● INSTRUCTION:
Give back every line exactly as it appears, pictures excluded.

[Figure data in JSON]
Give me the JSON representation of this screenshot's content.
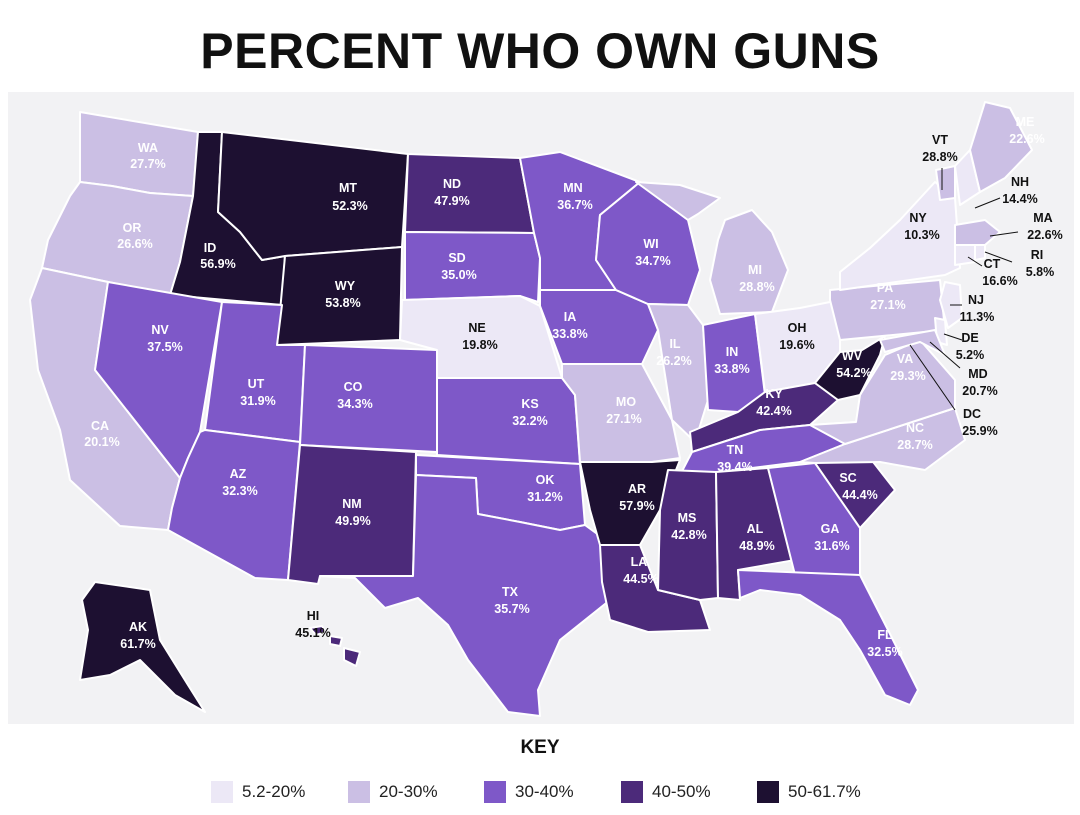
{
  "title": "PERCENT WHO OWN GUNS",
  "key_title": "KEY",
  "colors": {
    "c1": "#ece8f6",
    "c2": "#cbbfe4",
    "c3": "#7e58c8",
    "c4": "#4c2a7a",
    "c5": "#1d1031",
    "bg": "#f2f2f4"
  },
  "legend": [
    {
      "label": "5.2-20%",
      "color": "#ece8f6"
    },
    {
      "label": "20-30%",
      "color": "#cbbfe4"
    },
    {
      "label": "30-40%",
      "color": "#7e58c8"
    },
    {
      "label": "40-50%",
      "color": "#4c2a7a"
    },
    {
      "label": "50-61.7%",
      "color": "#1d1031"
    }
  ],
  "states": [
    {
      "abbr": "WA",
      "value": "27.7%",
      "bin": 2
    },
    {
      "abbr": "OR",
      "value": "26.6%",
      "bin": 2
    },
    {
      "abbr": "CA",
      "value": "20.1%",
      "bin": 2
    },
    {
      "abbr": "ID",
      "value": "56.9%",
      "bin": 5
    },
    {
      "abbr": "NV",
      "value": "37.5%",
      "bin": 3
    },
    {
      "abbr": "MT",
      "value": "52.3%",
      "bin": 5
    },
    {
      "abbr": "WY",
      "value": "53.8%",
      "bin": 5
    },
    {
      "abbr": "UT",
      "value": "31.9%",
      "bin": 3
    },
    {
      "abbr": "AZ",
      "value": "32.3%",
      "bin": 3
    },
    {
      "abbr": "CO",
      "value": "34.3%",
      "bin": 3
    },
    {
      "abbr": "NM",
      "value": "49.9%",
      "bin": 4
    },
    {
      "abbr": "ND",
      "value": "47.9%",
      "bin": 4
    },
    {
      "abbr": "SD",
      "value": "35.0%",
      "bin": 3
    },
    {
      "abbr": "NE",
      "value": "19.8%",
      "bin": 1
    },
    {
      "abbr": "KS",
      "value": "32.2%",
      "bin": 3
    },
    {
      "abbr": "OK",
      "value": "31.2%",
      "bin": 3
    },
    {
      "abbr": "TX",
      "value": "35.7%",
      "bin": 3
    },
    {
      "abbr": "MN",
      "value": "36.7%",
      "bin": 3
    },
    {
      "abbr": "IA",
      "value": "33.8%",
      "bin": 3
    },
    {
      "abbr": "MO",
      "value": "27.1%",
      "bin": 2
    },
    {
      "abbr": "AR",
      "value": "57.9%",
      "bin": 5
    },
    {
      "abbr": "LA",
      "value": "44.5%",
      "bin": 4
    },
    {
      "abbr": "WI",
      "value": "34.7%",
      "bin": 3
    },
    {
      "abbr": "IL",
      "value": "26.2%",
      "bin": 2
    },
    {
      "abbr": "MI",
      "value": "28.8%",
      "bin": 2
    },
    {
      "abbr": "IN",
      "value": "33.8%",
      "bin": 3
    },
    {
      "abbr": "OH",
      "value": "19.6%",
      "bin": 1
    },
    {
      "abbr": "KY",
      "value": "42.4%",
      "bin": 4
    },
    {
      "abbr": "TN",
      "value": "39.4%",
      "bin": 3
    },
    {
      "abbr": "MS",
      "value": "42.8%",
      "bin": 4
    },
    {
      "abbr": "AL",
      "value": "48.9%",
      "bin": 4
    },
    {
      "abbr": "GA",
      "value": "31.6%",
      "bin": 3
    },
    {
      "abbr": "FL",
      "value": "32.5%",
      "bin": 3
    },
    {
      "abbr": "SC",
      "value": "44.4%",
      "bin": 4
    },
    {
      "abbr": "NC",
      "value": "28.7%",
      "bin": 2
    },
    {
      "abbr": "VA",
      "value": "29.3%",
      "bin": 2
    },
    {
      "abbr": "WV",
      "value": "54.2%",
      "bin": 5
    },
    {
      "abbr": "PA",
      "value": "27.1%",
      "bin": 2
    },
    {
      "abbr": "NY",
      "value": "10.3%",
      "bin": 1
    },
    {
      "abbr": "VT",
      "value": "28.8%",
      "bin": 2
    },
    {
      "abbr": "NH",
      "value": "14.4%",
      "bin": 1
    },
    {
      "abbr": "ME",
      "value": "22.6%",
      "bin": 2
    },
    {
      "abbr": "MA",
      "value": "22.6%",
      "bin": 2
    },
    {
      "abbr": "RI",
      "value": "5.8%",
      "bin": 1
    },
    {
      "abbr": "CT",
      "value": "16.6%",
      "bin": 1
    },
    {
      "abbr": "NJ",
      "value": "11.3%",
      "bin": 1
    },
    {
      "abbr": "DE",
      "value": "5.2%",
      "bin": 1
    },
    {
      "abbr": "MD",
      "value": "20.7%",
      "bin": 2
    },
    {
      "abbr": "DC",
      "value": "25.9%",
      "bin": 2
    },
    {
      "abbr": "AK",
      "value": "61.7%",
      "bin": 5
    },
    {
      "abbr": "HI",
      "value": "45.1%",
      "bin": 4
    }
  ]
}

● WRITTEN RESPONSE:
Give me the JSON representation of this screenshot's content.
{
  "title": "PERCENT WHO OWN GUNS",
  "key_title": "KEY",
  "colors": {
    "c1": "#ece8f6",
    "c2": "#cbbfe4",
    "c3": "#7e58c8",
    "c4": "#4c2a7a",
    "c5": "#1d1031",
    "bg": "#f2f2f4"
  },
  "legend": [
    {
      "label": "5.2-20%",
      "color": "#ece8f6"
    },
    {
      "label": "20-30%",
      "color": "#cbbfe4"
    },
    {
      "label": "30-40%",
      "color": "#7e58c8"
    },
    {
      "label": "40-50%",
      "color": "#4c2a7a"
    },
    {
      "label": "50-61.7%",
      "color": "#1d1031"
    }
  ],
  "states": [
    {
      "abbr": "WA",
      "value": "27.7%",
      "bin": 2
    },
    {
      "abbr": "OR",
      "value": "26.6%",
      "bin": 2
    },
    {
      "abbr": "CA",
      "value": "20.1%",
      "bin": 2
    },
    {
      "abbr": "ID",
      "value": "56.9%",
      "bin": 5
    },
    {
      "abbr": "NV",
      "value": "37.5%",
      "bin": 3
    },
    {
      "abbr": "MT",
      "value": "52.3%",
      "bin": 5
    },
    {
      "abbr": "WY",
      "value": "53.8%",
      "bin": 5
    },
    {
      "abbr": "UT",
      "value": "31.9%",
      "bin": 3
    },
    {
      "abbr": "AZ",
      "value": "32.3%",
      "bin": 3
    },
    {
      "abbr": "CO",
      "value": "34.3%",
      "bin": 3
    },
    {
      "abbr": "NM",
      "value": "49.9%",
      "bin": 4
    },
    {
      "abbr": "ND",
      "value": "47.9%",
      "bin": 4
    },
    {
      "abbr": "SD",
      "value": "35.0%",
      "bin": 3
    },
    {
      "abbr": "NE",
      "value": "19.8%",
      "bin": 1
    },
    {
      "abbr": "KS",
      "value": "32.2%",
      "bin": 3
    },
    {
      "abbr": "OK",
      "value": "31.2%",
      "bin": 3
    },
    {
      "abbr": "TX",
      "value": "35.7%",
      "bin": 3
    },
    {
      "abbr": "MN",
      "value": "36.7%",
      "bin": 3
    },
    {
      "abbr": "IA",
      "value": "33.8%",
      "bin": 3
    },
    {
      "abbr": "MO",
      "value": "27.1%",
      "bin": 2
    },
    {
      "abbr": "AR",
      "value": "57.9%",
      "bin": 5
    },
    {
      "abbr": "LA",
      "value": "44.5%",
      "bin": 4
    },
    {
      "abbr": "WI",
      "value": "34.7%",
      "bin": 3
    },
    {
      "abbr": "IL",
      "value": "26.2%",
      "bin": 2
    },
    {
      "abbr": "MI",
      "value": "28.8%",
      "bin": 2
    },
    {
      "abbr": "IN",
      "value": "33.8%",
      "bin": 3
    },
    {
      "abbr": "OH",
      "value": "19.6%",
      "bin": 1
    },
    {
      "abbr": "KY",
      "value": "42.4%",
      "bin": 4
    },
    {
      "abbr": "TN",
      "value": "39.4%",
      "bin": 3
    },
    {
      "abbr": "MS",
      "value": "42.8%",
      "bin": 4
    },
    {
      "abbr": "AL",
      "value": "48.9%",
      "bin": 4
    },
    {
      "abbr": "GA",
      "value": "31.6%",
      "bin": 3
    },
    {
      "abbr": "FL",
      "value": "32.5%",
      "bin": 3
    },
    {
      "abbr": "SC",
      "value": "44.4%",
      "bin": 4
    },
    {
      "abbr": "NC",
      "value": "28.7%",
      "bin": 2
    },
    {
      "abbr": "VA",
      "value": "29.3%",
      "bin": 2
    },
    {
      "abbr": "WV",
      "value": "54.2%",
      "bin": 5
    },
    {
      "abbr": "PA",
      "value": "27.1%",
      "bin": 2
    },
    {
      "abbr": "NY",
      "value": "10.3%",
      "bin": 1
    },
    {
      "abbr": "VT",
      "value": "28.8%",
      "bin": 2
    },
    {
      "abbr": "NH",
      "value": "14.4%",
      "bin": 1
    },
    {
      "abbr": "ME",
      "value": "22.6%",
      "bin": 2
    },
    {
      "abbr": "MA",
      "value": "22.6%",
      "bin": 2
    },
    {
      "abbr": "RI",
      "value": "5.8%",
      "bin": 1
    },
    {
      "abbr": "CT",
      "value": "16.6%",
      "bin": 1
    },
    {
      "abbr": "NJ",
      "value": "11.3%",
      "bin": 1
    },
    {
      "abbr": "DE",
      "value": "5.2%",
      "bin": 1
    },
    {
      "abbr": "MD",
      "value": "20.7%",
      "bin": 2
    },
    {
      "abbr": "DC",
      "value": "25.9%",
      "bin": 2
    },
    {
      "abbr": "AK",
      "value": "61.7%",
      "bin": 5
    },
    {
      "abbr": "HI",
      "value": "45.1%",
      "bin": 4
    }
  ]
}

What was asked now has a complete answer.